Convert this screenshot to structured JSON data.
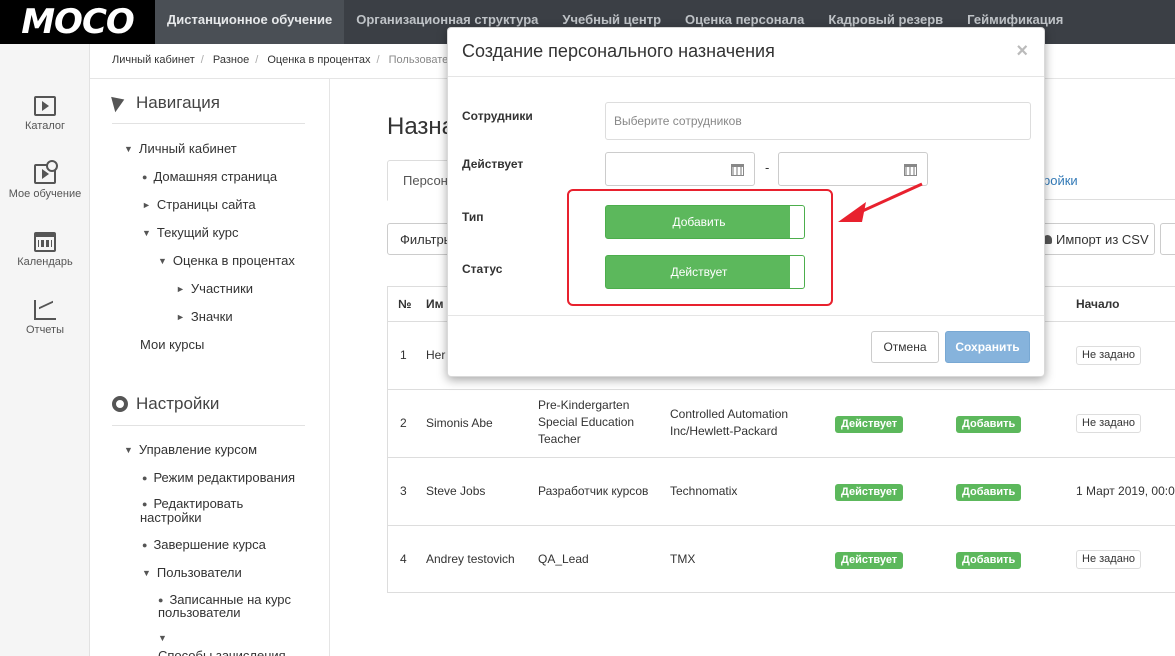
{
  "app": {
    "logo": "MOCO"
  },
  "topnav": [
    "Дистанционное обучение",
    "Организационная структура",
    "Учебный центр",
    "Оценка персонала",
    "Кадровый резерв",
    "Геймификация"
  ],
  "iconbar": [
    {
      "label": "Каталог",
      "icon": "play-monitor-icon"
    },
    {
      "label": "Мое обучение",
      "icon": "learning-icon"
    },
    {
      "label": "Календарь",
      "icon": "calendar-icon"
    },
    {
      "label": "Отчеты",
      "icon": "chart-icon"
    }
  ],
  "breadcrumb": [
    "Личный кабинет",
    "Разное",
    "Оценка в процентах",
    "Пользовател"
  ],
  "navigation": {
    "title": "Навигация",
    "items": [
      "Личный кабинет",
      "Домашняя страница",
      "Страницы сайта",
      "Текущий курс",
      "Оценка в процентах",
      "Участники",
      "Значки",
      "Мои курсы"
    ]
  },
  "settings": {
    "title": "Настройки",
    "items": [
      "Управление курсом",
      "Режим редактирования",
      "Редактировать",
      "настройки",
      "Завершение курса",
      "Пользователи",
      "Записанные на курс",
      "пользователи",
      "Способы зачисления"
    ]
  },
  "main": {
    "title": "Назна",
    "tab_active": "Персона",
    "tab_right": "ройки",
    "filter_btn": "Фильтры",
    "import_btn": "Импорт из CSV"
  },
  "table": {
    "headers": {
      "num": "№",
      "name": "Им",
      "start": "Начало"
    },
    "rows": [
      {
        "num": "1",
        "name": "Her",
        "position": "",
        "company": "",
        "status": "",
        "type": "",
        "start": "Не задано"
      },
      {
        "num": "2",
        "name": "Simonis Abe",
        "position": [
          "Pre-Kindergarten",
          "Special Education",
          "Teacher"
        ],
        "company": [
          "Controlled Automation",
          "Inc/Hewlett-Packard"
        ],
        "status": "Действует",
        "type": "Добавить",
        "start": "Не задано"
      },
      {
        "num": "3",
        "name": "Steve Jobs",
        "position": [
          "Разработчик курсов"
        ],
        "company": [
          "Technomatix"
        ],
        "status": "Действует",
        "type": "Добавить",
        "start": "1 Март 2019, 00:0"
      },
      {
        "num": "4",
        "name": "Andrey testovich",
        "position": [
          "QA_Lead"
        ],
        "company": [
          "TMX"
        ],
        "status": "Действует",
        "type": "Добавить",
        "start": "Не задано"
      }
    ]
  },
  "modal": {
    "title": "Создание персонального назначения",
    "close": "×",
    "employees_label": "Сотрудники",
    "employees_placeholder": "Выберите сотрудников",
    "valid_label": "Действует",
    "date_sep": "-",
    "type_label": "Тип",
    "type_value": "Добавить",
    "status_label": "Статус",
    "status_value": "Действует",
    "cancel": "Отмена",
    "save": "Сохранить"
  },
  "colors": {
    "green": "#5cb85c",
    "save": "#86b3dc",
    "annotation": "#e8212e",
    "topbar": "#3b3f45"
  }
}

++++++++++++++++++++

# The exercise
Reproduce each record above by retyping it exactly; omit all images.

# Answer to this task
Convert this screenshot to structured JSON data.
{
  "app": {
    "logo": "MOCO"
  },
  "topnav": [
    "Дистанционное обучение",
    "Организационная структура",
    "Учебный центр",
    "Оценка персонала",
    "Кадровый резерв",
    "Геймификация"
  ],
  "iconbar": [
    {
      "label": "Каталог",
      "icon": "play-monitor-icon"
    },
    {
      "label": "Мое обучение",
      "icon": "learning-icon"
    },
    {
      "label": "Календарь",
      "icon": "calendar-icon"
    },
    {
      "label": "Отчеты",
      "icon": "chart-icon"
    }
  ],
  "breadcrumb": [
    "Личный кабинет",
    "Разное",
    "Оценка в процентах",
    "Пользовател"
  ],
  "navigation": {
    "title": "Навигация",
    "items": [
      "Личный кабинет",
      "Домашняя страница",
      "Страницы сайта",
      "Текущий курс",
      "Оценка в процентах",
      "Участники",
      "Значки",
      "Мои курсы"
    ]
  },
  "settings": {
    "title": "Настройки",
    "items": [
      "Управление курсом",
      "Режим редактирования",
      "Редактировать",
      "настройки",
      "Завершение курса",
      "Пользователи",
      "Записанные на курс",
      "пользователи",
      "Способы зачисления"
    ]
  },
  "main": {
    "title": "Назна",
    "tab_active": "Персона",
    "tab_right": "ройки",
    "filter_btn": "Фильтры",
    "import_btn": "Импорт из CSV"
  },
  "table": {
    "headers": {
      "num": "№",
      "name": "Им",
      "start": "Начало"
    },
    "rows": [
      {
        "num": "1",
        "name": "Her",
        "position": "",
        "company": "",
        "status": "",
        "type": "",
        "start": "Не задано"
      },
      {
        "num": "2",
        "name": "Simonis Abe",
        "position": [
          "Pre-Kindergarten",
          "Special Education",
          "Teacher"
        ],
        "company": [
          "Controlled Automation",
          "Inc/Hewlett-Packard"
        ],
        "status": "Действует",
        "type": "Добавить",
        "start": "Не задано"
      },
      {
        "num": "3",
        "name": "Steve Jobs",
        "position": [
          "Разработчик курсов"
        ],
        "company": [
          "Technomatix"
        ],
        "status": "Действует",
        "type": "Добавить",
        "start": "1 Март 2019, 00:0"
      },
      {
        "num": "4",
        "name": "Andrey testovich",
        "position": [
          "QA_Lead"
        ],
        "company": [
          "TMX"
        ],
        "status": "Действует",
        "type": "Добавить",
        "start": "Не задано"
      }
    ]
  },
  "modal": {
    "title": "Создание персонального назначения",
    "close": "×",
    "employees_label": "Сотрудники",
    "employees_placeholder": "Выберите сотрудников",
    "valid_label": "Действует",
    "date_sep": "-",
    "type_label": "Тип",
    "type_value": "Добавить",
    "status_label": "Статус",
    "status_value": "Действует",
    "cancel": "Отмена",
    "save": "Сохранить"
  },
  "colors": {
    "green": "#5cb85c",
    "save": "#86b3dc",
    "annotation": "#e8212e",
    "topbar": "#3b3f45"
  }
}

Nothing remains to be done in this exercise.